• [REQUIREMENT]: Write out all records as given; omit images.

• [ENTRIES]:

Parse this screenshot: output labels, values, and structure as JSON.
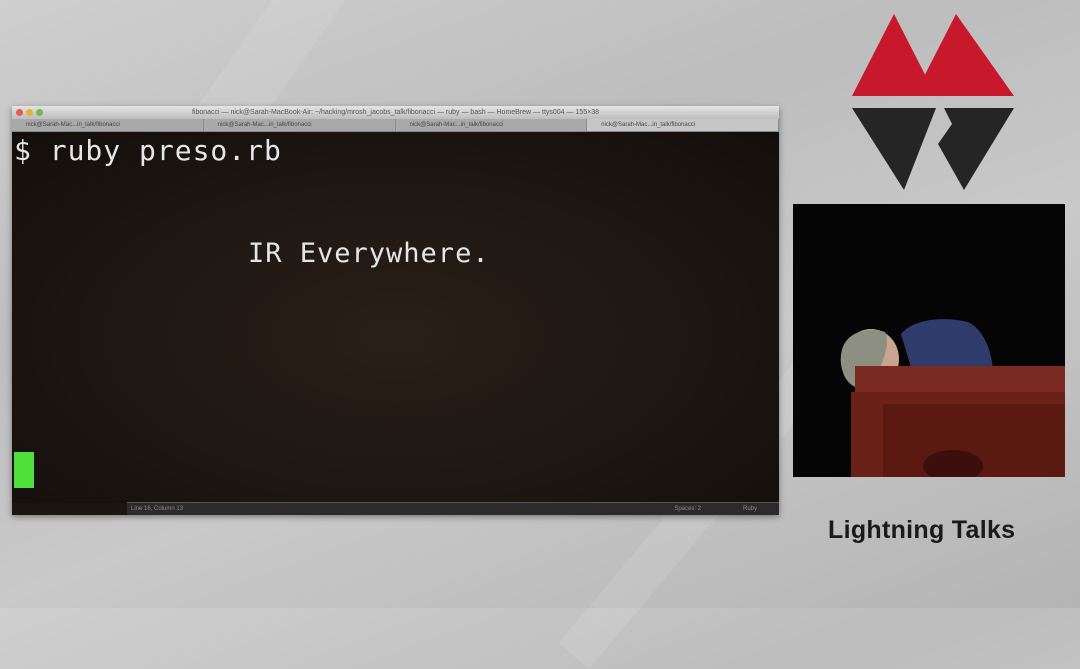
{
  "terminal": {
    "window_title": "fibonacci — nick@Sarah-MacBook-Air: ~/hacking/mrosh_jacobs_talk/fibonacci — ruby — bash — HomeBrew — ttys004 — 155×38",
    "tabs": [
      {
        "label": "nick@Sarah-Mac...in_talk/fibonacci",
        "active": false
      },
      {
        "label": "nick@Sarah-Mac...in_talk/fibonacci",
        "active": false
      },
      {
        "label": "nick@Sarah-Mac...in_talk/fibonacci",
        "active": false
      },
      {
        "label": "nick@Sarah-Mac...in_talk/fibonacci",
        "active": true
      }
    ],
    "prompt": "$ ruby preso.rb",
    "slide_text": "IR Everywhere.",
    "status_left": "Line 16, Column 13",
    "status_mid": "Spaces: 2",
    "status_right": "Ruby",
    "cursor_color": "#4fe03a"
  },
  "logo": {
    "name": "conference-logo",
    "top_color": "#c8182b",
    "bottom_color": "#252525"
  },
  "caption": "Lightning Talks"
}
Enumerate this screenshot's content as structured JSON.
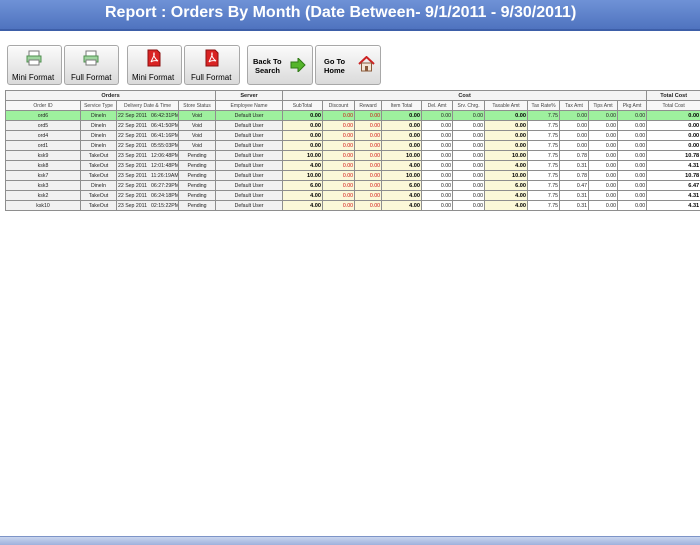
{
  "title": "Report :  Orders By Month (Date Between- 9/1/2011 - 9/30/2011)",
  "toolbar": {
    "buttons": [
      {
        "label": "Mini Format",
        "icon": "printer-icon"
      },
      {
        "label": "Full Format",
        "icon": "printer-icon"
      },
      {
        "label": "Mini Format",
        "icon": "pdf-icon"
      },
      {
        "label": "Full Format",
        "icon": "pdf-icon"
      },
      {
        "label": "Back To Search",
        "line1": "Back To",
        "line2": "Search",
        "icon": "arrow-right-icon"
      },
      {
        "label": "Go To Home",
        "line1": "Go To",
        "line2": "Home",
        "icon": "home-icon"
      }
    ]
  },
  "groups": {
    "orders": "Orders",
    "server": "Server",
    "cost": "Cost",
    "total": "Total Cost"
  },
  "columns": [
    "Order ID",
    "Service Type",
    "Delivery Date & Time",
    "Store Status",
    "Employee Name",
    "SubTotal",
    "Discount",
    "Reward",
    "Item Total",
    "Del. Amt",
    "Srv. Chrg.",
    "Taxable Amt",
    "Tax Rate%",
    "Tax Amt",
    "Tips Amt",
    "Pkg Amt",
    "Total Cost"
  ],
  "rows": [
    {
      "id": "ord6",
      "service": "DineIn",
      "date": "22 Sep 2011",
      "time": "06:42:31PM",
      "status": "Void",
      "employee": "Default User",
      "subtotal": "0.00",
      "discount": "0.00",
      "reward": "0.00",
      "item_total": "0.00",
      "del": "0.00",
      "srv": "0.00",
      "taxable": "0.00",
      "tax_rate": "7.75",
      "tax_amt": "0.00",
      "tips": "0.00",
      "pkg": "0.00",
      "total": "0.00"
    },
    {
      "id": "ord5",
      "service": "DineIn",
      "date": "22 Sep 2011",
      "time": "06:41:50PM",
      "status": "Void",
      "employee": "Default User",
      "subtotal": "0.00",
      "discount": "0.00",
      "reward": "0.00",
      "item_total": "0.00",
      "del": "0.00",
      "srv": "0.00",
      "taxable": "0.00",
      "tax_rate": "7.75",
      "tax_amt": "0.00",
      "tips": "0.00",
      "pkg": "0.00",
      "total": "0.00"
    },
    {
      "id": "ord4",
      "service": "DineIn",
      "date": "22 Sep 2011",
      "time": "06:41:16PM",
      "status": "Void",
      "employee": "Default User",
      "subtotal": "0.00",
      "discount": "0.00",
      "reward": "0.00",
      "item_total": "0.00",
      "del": "0.00",
      "srv": "0.00",
      "taxable": "0.00",
      "tax_rate": "7.75",
      "tax_amt": "0.00",
      "tips": "0.00",
      "pkg": "0.00",
      "total": "0.00"
    },
    {
      "id": "ord1",
      "service": "DineIn",
      "date": "22 Sep 2011",
      "time": "05:55:03PM",
      "status": "Void",
      "employee": "Default User",
      "subtotal": "0.00",
      "discount": "0.00",
      "reward": "0.00",
      "item_total": "0.00",
      "del": "0.00",
      "srv": "0.00",
      "taxable": "0.00",
      "tax_rate": "7.75",
      "tax_amt": "0.00",
      "tips": "0.00",
      "pkg": "0.00",
      "total": "0.00"
    },
    {
      "id": "ksk9",
      "service": "TakeOut",
      "date": "23 Sep 2011",
      "time": "12:06:48PM",
      "status": "Pending",
      "employee": "Default User",
      "subtotal": "10.00",
      "discount": "0.00",
      "reward": "0.00",
      "item_total": "10.00",
      "del": "0.00",
      "srv": "0.00",
      "taxable": "10.00",
      "tax_rate": "7.75",
      "tax_amt": "0.78",
      "tips": "0.00",
      "pkg": "0.00",
      "total": "10.78"
    },
    {
      "id": "ksk8",
      "service": "TakeOut",
      "date": "23 Sep 2011",
      "time": "12:01:48PM",
      "status": "Pending",
      "employee": "Default User",
      "subtotal": "4.00",
      "discount": "0.00",
      "reward": "0.00",
      "item_total": "4.00",
      "del": "0.00",
      "srv": "0.00",
      "taxable": "4.00",
      "tax_rate": "7.75",
      "tax_amt": "0.31",
      "tips": "0.00",
      "pkg": "0.00",
      "total": "4.31"
    },
    {
      "id": "ksk7",
      "service": "TakeOut",
      "date": "23 Sep 2011",
      "time": "11:26:19AM",
      "status": "Pending",
      "employee": "Default User",
      "subtotal": "10.00",
      "discount": "0.00",
      "reward": "0.00",
      "item_total": "10.00",
      "del": "0.00",
      "srv": "0.00",
      "taxable": "10.00",
      "tax_rate": "7.75",
      "tax_amt": "0.78",
      "tips": "0.00",
      "pkg": "0.00",
      "total": "10.78"
    },
    {
      "id": "ksk3",
      "service": "DineIn",
      "date": "22 Sep 2011",
      "time": "06:27:29PM",
      "status": "Pending",
      "employee": "Default User",
      "subtotal": "6.00",
      "discount": "0.00",
      "reward": "0.00",
      "item_total": "6.00",
      "del": "0.00",
      "srv": "0.00",
      "taxable": "6.00",
      "tax_rate": "7.75",
      "tax_amt": "0.47",
      "tips": "0.00",
      "pkg": "0.00",
      "total": "6.47"
    },
    {
      "id": "ksk2",
      "service": "TakeOut",
      "date": "22 Sep 2011",
      "time": "06:24:18PM",
      "status": "Pending",
      "employee": "Default User",
      "subtotal": "4.00",
      "discount": "0.00",
      "reward": "0.00",
      "item_total": "4.00",
      "del": "0.00",
      "srv": "0.00",
      "taxable": "4.00",
      "tax_rate": "7.75",
      "tax_amt": "0.31",
      "tips": "0.00",
      "pkg": "0.00",
      "total": "4.31"
    },
    {
      "id": "ksk10",
      "service": "TakeOut",
      "date": "23 Sep 2011",
      "time": "02:15:22PM",
      "status": "Pending",
      "employee": "Default User",
      "subtotal": "4.00",
      "discount": "0.00",
      "reward": "0.00",
      "item_total": "4.00",
      "del": "0.00",
      "srv": "0.00",
      "taxable": "4.00",
      "tax_rate": "7.75",
      "tax_amt": "0.31",
      "tips": "0.00",
      "pkg": "0.00",
      "total": "4.31"
    }
  ],
  "colors": {
    "title_bg": "#5a7cc6",
    "selected_row": "#9ef09e",
    "cost_cell": "#fbf8d8",
    "discount_text": "#d01010"
  }
}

• [FULL OUTPUT]:
Parse this screenshot: output labels, values, and structure as JSON.
{
  "terminal": {
    "window_title": "fibonacci — nick@Sarah-MacBook-Air: ~/hacking/mrosh_jacobs_talk/fibonacci — ruby — bash — HomeBrew — ttys004 — 155×38",
    "tabs": [
      {
        "label": "nick@Sarah-Mac...in_talk/fibonacci",
        "active": false
      },
      {
        "label": "nick@Sarah-Mac...in_talk/fibonacci",
        "active": false
      },
      {
        "label": "nick@Sarah-Mac...in_talk/fibonacci",
        "active": false
      },
      {
        "label": "nick@Sarah-Mac...in_talk/fibonacci",
        "active": true
      }
    ],
    "prompt": "$ ruby preso.rb",
    "slide_text": "IR Everywhere.",
    "status_left": "Line 16, Column 13",
    "status_mid": "Spaces: 2",
    "status_right": "Ruby",
    "cursor_color": "#4fe03a"
  },
  "logo": {
    "name": "conference-logo",
    "top_color": "#c8182b",
    "bottom_color": "#252525"
  },
  "caption": "Lightning Talks"
}
Enumerate this screenshot's content as structured JSON.
{
  "title": "Report :  Orders By Month (Date Between- 9/1/2011 - 9/30/2011)",
  "toolbar": {
    "buttons": [
      {
        "label": "Mini Format",
        "icon": "printer-icon"
      },
      {
        "label": "Full Format",
        "icon": "printer-icon"
      },
      {
        "label": "Mini Format",
        "icon": "pdf-icon"
      },
      {
        "label": "Full Format",
        "icon": "pdf-icon"
      },
      {
        "label": "Back To Search",
        "line1": "Back To",
        "line2": "Search",
        "icon": "arrow-right-icon"
      },
      {
        "label": "Go To Home",
        "line1": "Go To",
        "line2": "Home",
        "icon": "home-icon"
      }
    ]
  },
  "groups": {
    "orders": "Orders",
    "server": "Server",
    "cost": "Cost",
    "total": "Total Cost"
  },
  "columns": [
    "Order ID",
    "Service Type",
    "Delivery Date & Time",
    "Store Status",
    "Employee Name",
    "SubTotal",
    "Discount",
    "Reward",
    "Item Total",
    "Del. Amt",
    "Srv. Chrg.",
    "Taxable Amt",
    "Tax Rate%",
    "Tax Amt",
    "Tips Amt",
    "Pkg Amt",
    "Total Cost"
  ],
  "rows": [
    {
      "id": "ord6",
      "service": "DineIn",
      "date": "22 Sep 2011",
      "time": "06:42:31PM",
      "status": "Void",
      "employee": "Default User",
      "subtotal": "0.00",
      "discount": "0.00",
      "reward": "0.00",
      "item_total": "0.00",
      "del": "0.00",
      "srv": "0.00",
      "taxable": "0.00",
      "tax_rate": "7.75",
      "tax_amt": "0.00",
      "tips": "0.00",
      "pkg": "0.00",
      "total": "0.00"
    },
    {
      "id": "ord5",
      "service": "DineIn",
      "date": "22 Sep 2011",
      "time": "06:41:50PM",
      "status": "Void",
      "employee": "Default User",
      "subtotal": "0.00",
      "discount": "0.00",
      "reward": "0.00",
      "item_total": "0.00",
      "del": "0.00",
      "srv": "0.00",
      "taxable": "0.00",
      "tax_rate": "7.75",
      "tax_amt": "0.00",
      "tips": "0.00",
      "pkg": "0.00",
      "total": "0.00"
    },
    {
      "id": "ord4",
      "service": "DineIn",
      "date": "22 Sep 2011",
      "time": "06:41:16PM",
      "status": "Void",
      "employee": "Default User",
      "subtotal": "0.00",
      "discount": "0.00",
      "reward": "0.00",
      "item_total": "0.00",
      "del": "0.00",
      "srv": "0.00",
      "taxable": "0.00",
      "tax_rate": "7.75",
      "tax_amt": "0.00",
      "tips": "0.00",
      "pkg": "0.00",
      "total": "0.00"
    },
    {
      "id": "ord1",
      "service": "DineIn",
      "date": "22 Sep 2011",
      "time": "05:55:03PM",
      "status": "Void",
      "employee": "Default User",
      "subtotal": "0.00",
      "discount": "0.00",
      "reward": "0.00",
      "item_total": "0.00",
      "del": "0.00",
      "srv": "0.00",
      "taxable": "0.00",
      "tax_rate": "7.75",
      "tax_amt": "0.00",
      "tips": "0.00",
      "pkg": "0.00",
      "total": "0.00"
    },
    {
      "id": "ksk9",
      "service": "TakeOut",
      "date": "23 Sep 2011",
      "time": "12:06:48PM",
      "status": "Pending",
      "employee": "Default User",
      "subtotal": "10.00",
      "discount": "0.00",
      "reward": "0.00",
      "item_total": "10.00",
      "del": "0.00",
      "srv": "0.00",
      "taxable": "10.00",
      "tax_rate": "7.75",
      "tax_amt": "0.78",
      "tips": "0.00",
      "pkg": "0.00",
      "total": "10.78"
    },
    {
      "id": "ksk8",
      "service": "TakeOut",
      "date": "23 Sep 2011",
      "time": "12:01:48PM",
      "status": "Pending",
      "employee": "Default User",
      "subtotal": "4.00",
      "discount": "0.00",
      "reward": "0.00",
      "item_total": "4.00",
      "del": "0.00",
      "srv": "0.00",
      "taxable": "4.00",
      "tax_rate": "7.75",
      "tax_amt": "0.31",
      "tips": "0.00",
      "pkg": "0.00",
      "total": "4.31"
    },
    {
      "id": "ksk7",
      "service": "TakeOut",
      "date": "23 Sep 2011",
      "time": "11:26:19AM",
      "status": "Pending",
      "employee": "Default User",
      "subtotal": "10.00",
      "discount": "0.00",
      "reward": "0.00",
      "item_total": "10.00",
      "del": "0.00",
      "srv": "0.00",
      "taxable": "10.00",
      "tax_rate": "7.75",
      "tax_amt": "0.78",
      "tips": "0.00",
      "pkg": "0.00",
      "total": "10.78"
    },
    {
      "id": "ksk3",
      "service": "DineIn",
      "date": "22 Sep 2011",
      "time": "06:27:29PM",
      "status": "Pending",
      "employee": "Default User",
      "subtotal": "6.00",
      "discount": "0.00",
      "reward": "0.00",
      "item_total": "6.00",
      "del": "0.00",
      "srv": "0.00",
      "taxable": "6.00",
      "tax_rate": "7.75",
      "tax_amt": "0.47",
      "tips": "0.00",
      "pkg": "0.00",
      "total": "6.47"
    },
    {
      "id": "ksk2",
      "service": "TakeOut",
      "date": "22 Sep 2011",
      "time": "06:24:18PM",
      "status": "Pending",
      "employee": "Default User",
      "subtotal": "4.00",
      "discount": "0.00",
      "reward": "0.00",
      "item_total": "4.00",
      "del": "0.00",
      "srv": "0.00",
      "taxable": "4.00",
      "tax_rate": "7.75",
      "tax_amt": "0.31",
      "tips": "0.00",
      "pkg": "0.00",
      "total": "4.31"
    },
    {
      "id": "ksk10",
      "service": "TakeOut",
      "date": "23 Sep 2011",
      "time": "02:15:22PM",
      "status": "Pending",
      "employee": "Default User",
      "subtotal": "4.00",
      "discount": "0.00",
      "reward": "0.00",
      "item_total": "4.00",
      "del": "0.00",
      "srv": "0.00",
      "taxable": "4.00",
      "tax_rate": "7.75",
      "tax_amt": "0.31",
      "tips": "0.00",
      "pkg": "0.00",
      "total": "4.31"
    }
  ],
  "colors": {
    "title_bg": "#5a7cc6",
    "selected_row": "#9ef09e",
    "cost_cell": "#fbf8d8",
    "discount_text": "#d01010"
  }
}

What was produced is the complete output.